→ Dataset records

◆ ◆ ◆

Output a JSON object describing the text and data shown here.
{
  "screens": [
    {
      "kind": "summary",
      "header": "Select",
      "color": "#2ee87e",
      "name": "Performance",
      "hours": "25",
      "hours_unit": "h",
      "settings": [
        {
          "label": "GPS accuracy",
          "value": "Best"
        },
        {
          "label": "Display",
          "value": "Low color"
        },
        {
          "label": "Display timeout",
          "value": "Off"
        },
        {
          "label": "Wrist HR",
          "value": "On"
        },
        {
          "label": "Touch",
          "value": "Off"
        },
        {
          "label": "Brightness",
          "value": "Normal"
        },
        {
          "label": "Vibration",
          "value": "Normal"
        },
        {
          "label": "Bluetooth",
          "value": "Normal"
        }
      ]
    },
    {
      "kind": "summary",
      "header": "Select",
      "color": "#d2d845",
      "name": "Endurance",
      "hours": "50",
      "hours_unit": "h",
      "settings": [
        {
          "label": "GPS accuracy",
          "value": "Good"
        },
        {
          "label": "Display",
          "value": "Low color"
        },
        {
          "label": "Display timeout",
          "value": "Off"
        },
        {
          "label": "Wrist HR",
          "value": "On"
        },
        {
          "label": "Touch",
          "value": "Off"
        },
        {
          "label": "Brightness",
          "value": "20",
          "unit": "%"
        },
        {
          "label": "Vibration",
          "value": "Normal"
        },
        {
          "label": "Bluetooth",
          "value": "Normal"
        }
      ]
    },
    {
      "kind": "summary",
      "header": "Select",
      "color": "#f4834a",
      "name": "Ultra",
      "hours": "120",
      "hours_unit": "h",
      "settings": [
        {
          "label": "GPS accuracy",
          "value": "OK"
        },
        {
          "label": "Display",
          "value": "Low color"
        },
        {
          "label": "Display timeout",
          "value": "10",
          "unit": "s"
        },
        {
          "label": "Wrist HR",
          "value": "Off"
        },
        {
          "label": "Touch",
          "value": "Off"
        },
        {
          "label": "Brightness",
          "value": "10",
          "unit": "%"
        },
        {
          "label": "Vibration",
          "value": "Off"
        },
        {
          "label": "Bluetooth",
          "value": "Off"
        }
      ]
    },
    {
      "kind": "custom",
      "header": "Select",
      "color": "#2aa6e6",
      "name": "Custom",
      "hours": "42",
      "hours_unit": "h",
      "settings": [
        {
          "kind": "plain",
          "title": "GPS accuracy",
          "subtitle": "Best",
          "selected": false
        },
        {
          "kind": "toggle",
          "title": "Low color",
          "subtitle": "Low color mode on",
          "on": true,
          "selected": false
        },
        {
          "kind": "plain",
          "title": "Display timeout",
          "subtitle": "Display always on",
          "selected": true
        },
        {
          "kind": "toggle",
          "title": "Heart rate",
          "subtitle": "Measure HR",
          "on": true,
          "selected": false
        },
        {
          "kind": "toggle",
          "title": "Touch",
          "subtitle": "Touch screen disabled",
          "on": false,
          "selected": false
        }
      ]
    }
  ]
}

◆ ◆ ◆

→ The exercise
Please return the data above exactly as given.

→ Answer to the problem
Output a JSON object describing the text and data shown here.
{
  "screens": [
    {
      "kind": "summary",
      "header": "Select",
      "color": "#2ee87e",
      "name": "Performance",
      "hours": "25",
      "hours_unit": "h",
      "settings": [
        {
          "label": "GPS accuracy",
          "value": "Best"
        },
        {
          "label": "Display",
          "value": "Low color"
        },
        {
          "label": "Display timeout",
          "value": "Off"
        },
        {
          "label": "Wrist HR",
          "value": "On"
        },
        {
          "label": "Touch",
          "value": "Off"
        },
        {
          "label": "Brightness",
          "value": "Normal"
        },
        {
          "label": "Vibration",
          "value": "Normal"
        },
        {
          "label": "Bluetooth",
          "value": "Normal"
        }
      ]
    },
    {
      "kind": "summary",
      "header": "Select",
      "color": "#d2d845",
      "name": "Endurance",
      "hours": "50",
      "hours_unit": "h",
      "settings": [
        {
          "label": "GPS accuracy",
          "value": "Good"
        },
        {
          "label": "Display",
          "value": "Low color"
        },
        {
          "label": "Display timeout",
          "value": "Off"
        },
        {
          "label": "Wrist HR",
          "value": "On"
        },
        {
          "label": "Touch",
          "value": "Off"
        },
        {
          "label": "Brightness",
          "value": "20",
          "unit": "%"
        },
        {
          "label": "Vibration",
          "value": "Normal"
        },
        {
          "label": "Bluetooth",
          "value": "Normal"
        }
      ]
    },
    {
      "kind": "summary",
      "header": "Select",
      "color": "#f4834a",
      "name": "Ultra",
      "hours": "120",
      "hours_unit": "h",
      "settings": [
        {
          "label": "GPS accuracy",
          "value": "OK"
        },
        {
          "label": "Display",
          "value": "Low color"
        },
        {
          "label": "Display timeout",
          "value": "10",
          "unit": "s"
        },
        {
          "label": "Wrist HR",
          "value": "Off"
        },
        {
          "label": "Touch",
          "value": "Off"
        },
        {
          "label": "Brightness",
          "value": "10",
          "unit": "%"
        },
        {
          "label": "Vibration",
          "value": "Off"
        },
        {
          "label": "Bluetooth",
          "value": "Off"
        }
      ]
    },
    {
      "kind": "custom",
      "header": "Select",
      "color": "#2aa6e6",
      "name": "Custom",
      "hours": "42",
      "hours_unit": "h",
      "settings": [
        {
          "kind": "plain",
          "title": "GPS accuracy",
          "subtitle": "Best",
          "selected": false
        },
        {
          "kind": "toggle",
          "title": "Low color",
          "subtitle": "Low color mode on",
          "on": true,
          "selected": false
        },
        {
          "kind": "plain",
          "title": "Display timeout",
          "subtitle": "Display always on",
          "selected": true
        },
        {
          "kind": "toggle",
          "title": "Heart rate",
          "subtitle": "Measure HR",
          "on": true,
          "selected": false
        },
        {
          "kind": "toggle",
          "title": "Touch",
          "subtitle": "Touch screen disabled",
          "on": false,
          "selected": false
        }
      ]
    }
  ]
}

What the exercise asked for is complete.